▶ Required action
Set down all of the data exactly. Pictures stay out of the copy.

------ Provided entries ------

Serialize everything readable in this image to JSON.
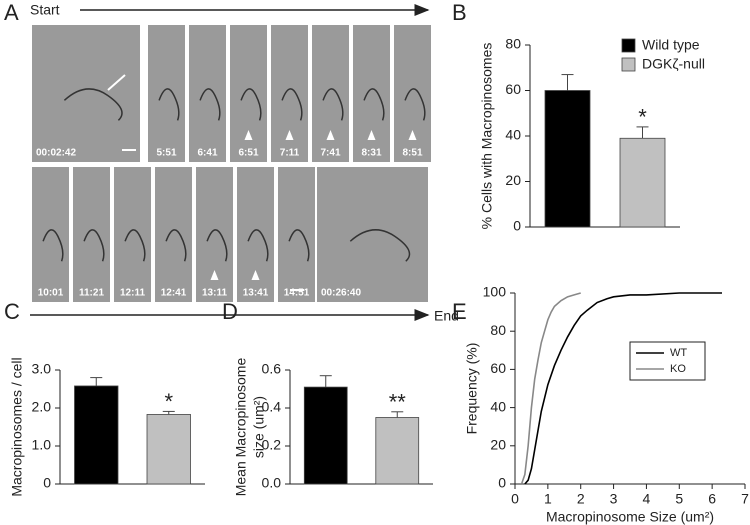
{
  "figure": {
    "panel_labels": [
      "A",
      "B",
      "C",
      "D",
      "E"
    ],
    "panel_a": {
      "start": "Start",
      "end": "End",
      "timestamps": [
        "00:02:42",
        "5:51",
        "6:41",
        "6:51",
        "7:11",
        "7:41",
        "8:31",
        "8:51",
        "10:01",
        "11:21",
        "12:11",
        "12:41",
        "13:11",
        "13:41",
        "14:51",
        "00:26:40"
      ]
    }
  },
  "chart_data": [
    {
      "type": "bar",
      "ylabel": "% Cells with Macropinosomes",
      "categories": [
        null
      ],
      "series": [
        {
          "name": "Wild type",
          "color": "#000000",
          "values": [
            60
          ],
          "errors": [
            7
          ]
        },
        {
          "name": "DGKζ-null",
          "color": "#c0c0c0",
          "values": [
            39
          ],
          "errors": [
            5
          ]
        }
      ],
      "annotation": "*",
      "legend": "upper right",
      "ylim": [
        0,
        80
      ],
      "yticks": [
        0,
        20,
        40,
        60,
        80
      ]
    },
    {
      "type": "bar",
      "ylabel": "Macropinosomes / cell",
      "categories": [
        null,
        null
      ],
      "values": [
        2.58,
        1.83
      ],
      "errors": [
        0.22,
        0.08
      ],
      "colors": [
        "#000000",
        "#c0c0c0"
      ],
      "annotation": "*",
      "ylim": [
        0,
        3
      ],
      "yticks": [
        0,
        {
          "value": 1,
          "label": "1.0"
        },
        {
          "value": 2,
          "label": "2.0"
        },
        {
          "value": 3,
          "label": "3.0"
        }
      ]
    },
    {
      "type": "bar",
      "ylabel": [
        "Mean Macropinosome",
        "size (um²)"
      ],
      "categories": [
        null,
        null
      ],
      "values": [
        0.51,
        0.35
      ],
      "errors": [
        0.06,
        0.03
      ],
      "colors": [
        "#000000",
        "#c0c0c0"
      ],
      "annotation": "**",
      "ylim": [
        0,
        0.6
      ],
      "yticks": [
        {
          "value": 0,
          "label": "0.0"
        },
        0.2,
        0.4,
        0.6
      ]
    },
    {
      "type": "line",
      "xlabel": "Macropinosome Size (um²)",
      "ylabel": "Frequency (%)",
      "legend": "right",
      "series": [
        {
          "name": "WT",
          "color": "#000000",
          "x": [
            0.3,
            0.4,
            0.5,
            0.6,
            0.7,
            0.8,
            0.9,
            1.0,
            1.2,
            1.4,
            1.6,
            1.8,
            2.0,
            2.2,
            2.5,
            2.8,
            3.0,
            3.5,
            4.0,
            5.0,
            6.3
          ],
          "values": [
            0,
            2,
            8,
            18,
            28,
            38,
            45,
            52,
            62,
            70,
            77,
            83,
            88,
            91,
            95,
            97,
            98,
            99,
            99,
            100,
            100
          ]
        },
        {
          "name": "KO",
          "color": "#888888",
          "x": [
            0.2,
            0.3,
            0.4,
            0.5,
            0.6,
            0.7,
            0.8,
            0.9,
            1.0,
            1.1,
            1.2,
            1.4,
            1.6,
            1.8,
            2.0
          ],
          "values": [
            0,
            5,
            20,
            40,
            55,
            65,
            74,
            80,
            86,
            90,
            93,
            96,
            98,
            99,
            100
          ]
        }
      ],
      "xlim": [
        0,
        7
      ],
      "xticks": [
        0,
        1,
        2,
        3,
        4,
        5,
        6,
        7
      ],
      "ylim": [
        0,
        100
      ],
      "yticks": [
        0,
        20,
        40,
        60,
        80,
        100
      ]
    }
  ]
}
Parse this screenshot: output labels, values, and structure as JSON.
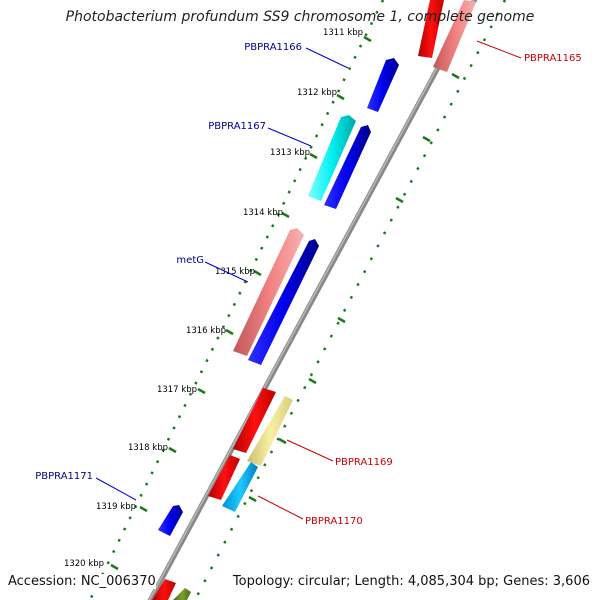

------

▶ Problem solution
Serialize everything readable in this image to JSON.
{
  "figure": {
    "panel_labels": [
      "A",
      "B",
      "C",
      "D",
      "E"
    ],
    "panel_a": {
      "start": "Start",
      "end": "End",
      "timestamps": [
        "00:02:42",
        "5:51",
        "6:41",
        "6:51",
        "7:11",
        "7:41",
        "8:31",
        "8:51",
        "10:01",
        "11:21",
        "12:11",
        "12:41",
        "13:11",
        "13:41",
        "14:51",
        "00:26:40"
      ]
    }
  },
  "chart_data": [
    {
      "type": "bar",
      "ylabel": "% Cells with Macropinosomes",
      "categories": [
        null
      ],
      "series": [
        {
          "name": "Wild type",
          "color": "#000000",
          "values": [
            60
          ],
          "errors": [
            7
          ]
        },
        {
          "name": "DGKζ-null",
          "color": "#c0c0c0",
          "values": [
            39
          ],
          "errors": [
            5
          ]
        }
      ],
      "annotation": "*",
      "legend": "upper right",
      "ylim": [
        0,
        80
      ],
      "yticks": [
        0,
        20,
        40,
        60,
        80
      ]
    },
    {
      "type": "bar",
      "ylabel": "Macropinosomes / cell",
      "categories": [
        null,
        null
      ],
      "values": [
        2.58,
        1.83
      ],
      "errors": [
        0.22,
        0.08
      ],
      "colors": [
        "#000000",
        "#c0c0c0"
      ],
      "annotation": "*",
      "ylim": [
        0,
        3
      ],
      "yticks": [
        0,
        {
          "value": 1,
          "label": "1.0"
        },
        {
          "value": 2,
          "label": "2.0"
        },
        {
          "value": 3,
          "label": "3.0"
        }
      ]
    },
    {
      "type": "bar",
      "ylabel": [
        "Mean Macropinosome",
        "size (um²)"
      ],
      "categories": [
        null,
        null
      ],
      "values": [
        0.51,
        0.35
      ],
      "errors": [
        0.06,
        0.03
      ],
      "colors": [
        "#000000",
        "#c0c0c0"
      ],
      "annotation": "**",
      "ylim": [
        0,
        0.6
      ],
      "yticks": [
        {
          "value": 0,
          "label": "0.0"
        },
        0.2,
        0.4,
        0.6
      ]
    },
    {
      "type": "line",
      "xlabel": "Macropinosome Size (um²)",
      "ylabel": "Frequency (%)",
      "legend": "right",
      "series": [
        {
          "name": "WT",
          "color": "#000000",
          "x": [
            0.3,
            0.4,
            0.5,
            0.6,
            0.7,
            0.8,
            0.9,
            1.0,
            1.2,
            1.4,
            1.6,
            1.8,
            2.0,
            2.2,
            2.5,
            2.8,
            3.0,
            3.5,
            4.0,
            5.0,
            6.3
          ],
          "values": [
            0,
            2,
            8,
            18,
            28,
            38,
            45,
            52,
            62,
            70,
            77,
            83,
            88,
            91,
            95,
            97,
            98,
            99,
            99,
            100,
            100
          ]
        },
        {
          "name": "KO",
          "color": "#888888",
          "x": [
            0.2,
            0.3,
            0.4,
            0.5,
            0.6,
            0.7,
            0.8,
            0.9,
            1.0,
            1.1,
            1.2,
            1.4,
            1.6,
            1.8,
            2.0
          ],
          "values": [
            0,
            5,
            20,
            40,
            55,
            65,
            74,
            80,
            86,
            90,
            93,
            96,
            98,
            99,
            100
          ]
        }
      ],
      "xlim": [
        0,
        7
      ],
      "xticks": [
        0,
        1,
        2,
        3,
        4,
        5,
        6,
        7
      ],
      "ylim": [
        0,
        100
      ],
      "yticks": [
        0,
        20,
        40,
        60,
        80,
        100
      ]
    }
  ]
}
Parse this screenshot: output labels, values, and structure as JSON.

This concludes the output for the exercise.